Structured figure records

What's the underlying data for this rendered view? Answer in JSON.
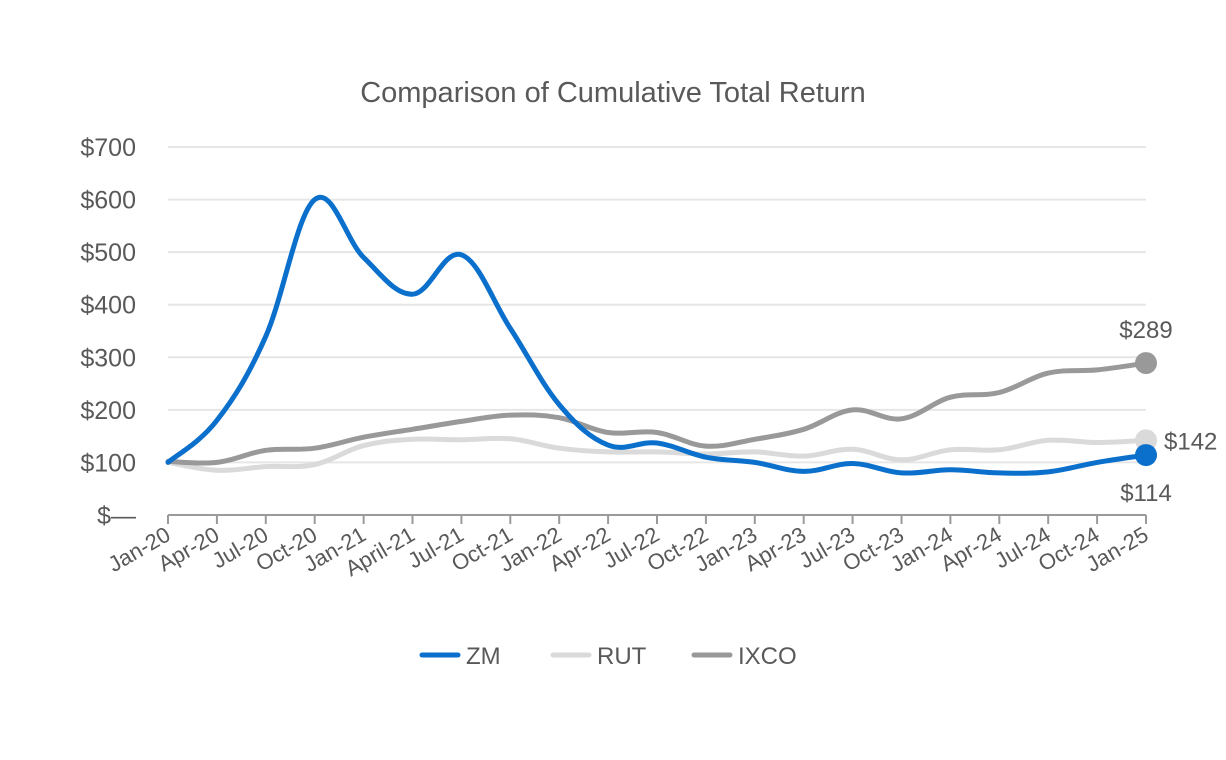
{
  "chart_data": {
    "type": "line",
    "title": "Comparison of Cumulative Total Return",
    "xlabel": "",
    "ylabel": "",
    "ylim": [
      0,
      700
    ],
    "y_ticks": [
      0,
      100,
      200,
      300,
      400,
      500,
      600,
      700
    ],
    "y_tick_labels": [
      "$—",
      "$100",
      "$200",
      "$300",
      "$400",
      "$500",
      "$600",
      "$700"
    ],
    "grid": true,
    "legend_position": "bottom",
    "categories": [
      "Jan-20",
      "Apr-20",
      "Jul-20",
      "Oct-20",
      "Jan-21",
      "April-21",
      "Jul-21",
      "Oct-21",
      "Jan-22",
      "Apr-22",
      "Jul-22",
      "Oct-22",
      "Jan-23",
      "Apr-23",
      "Jul-23",
      "Oct-23",
      "Jan-24",
      "Apr-24",
      "Jul-24",
      "Oct-24",
      "Jan-25"
    ],
    "series": [
      {
        "name": "ZM",
        "color": "#0b6fcc",
        "values": [
          100,
          180,
          340,
          600,
          490,
          420,
          495,
          355,
          210,
          133,
          137,
          110,
          100,
          83,
          98,
          80,
          86,
          80,
          82,
          100,
          114
        ],
        "end_label": "$114"
      },
      {
        "name": "RUT",
        "color": "#dadada",
        "values": [
          100,
          85,
          92,
          96,
          132,
          144,
          143,
          145,
          127,
          120,
          120,
          116,
          120,
          112,
          125,
          105,
          124,
          124,
          142,
          138,
          142
        ],
        "end_label": "$142"
      },
      {
        "name": "IXCO",
        "color": "#999999",
        "values": [
          102,
          100,
          123,
          127,
          148,
          163,
          178,
          190,
          185,
          157,
          157,
          131,
          144,
          163,
          200,
          183,
          224,
          233,
          270,
          276,
          289
        ],
        "end_label": "$289"
      }
    ]
  }
}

YOUR GOAL = Write out the listing word for word, omitting the pictures it holds.

OUTPUT OF THE TASK =
What's the underlying data for this rendered view? Answer in JSON.
{
  "chart_data": {
    "type": "line",
    "title": "Comparison of Cumulative Total Return",
    "xlabel": "",
    "ylabel": "",
    "ylim": [
      0,
      700
    ],
    "y_ticks": [
      0,
      100,
      200,
      300,
      400,
      500,
      600,
      700
    ],
    "y_tick_labels": [
      "$—",
      "$100",
      "$200",
      "$300",
      "$400",
      "$500",
      "$600",
      "$700"
    ],
    "grid": true,
    "legend_position": "bottom",
    "categories": [
      "Jan-20",
      "Apr-20",
      "Jul-20",
      "Oct-20",
      "Jan-21",
      "April-21",
      "Jul-21",
      "Oct-21",
      "Jan-22",
      "Apr-22",
      "Jul-22",
      "Oct-22",
      "Jan-23",
      "Apr-23",
      "Jul-23",
      "Oct-23",
      "Jan-24",
      "Apr-24",
      "Jul-24",
      "Oct-24",
      "Jan-25"
    ],
    "series": [
      {
        "name": "ZM",
        "color": "#0b6fcc",
        "values": [
          100,
          180,
          340,
          600,
          490,
          420,
          495,
          355,
          210,
          133,
          137,
          110,
          100,
          83,
          98,
          80,
          86,
          80,
          82,
          100,
          114
        ],
        "end_label": "$114"
      },
      {
        "name": "RUT",
        "color": "#dadada",
        "values": [
          100,
          85,
          92,
          96,
          132,
          144,
          143,
          145,
          127,
          120,
          120,
          116,
          120,
          112,
          125,
          105,
          124,
          124,
          142,
          138,
          142
        ],
        "end_label": "$142"
      },
      {
        "name": "IXCO",
        "color": "#999999",
        "values": [
          102,
          100,
          123,
          127,
          148,
          163,
          178,
          190,
          185,
          157,
          157,
          131,
          144,
          163,
          200,
          183,
          224,
          233,
          270,
          276,
          289
        ],
        "end_label": "$289"
      }
    ]
  }
}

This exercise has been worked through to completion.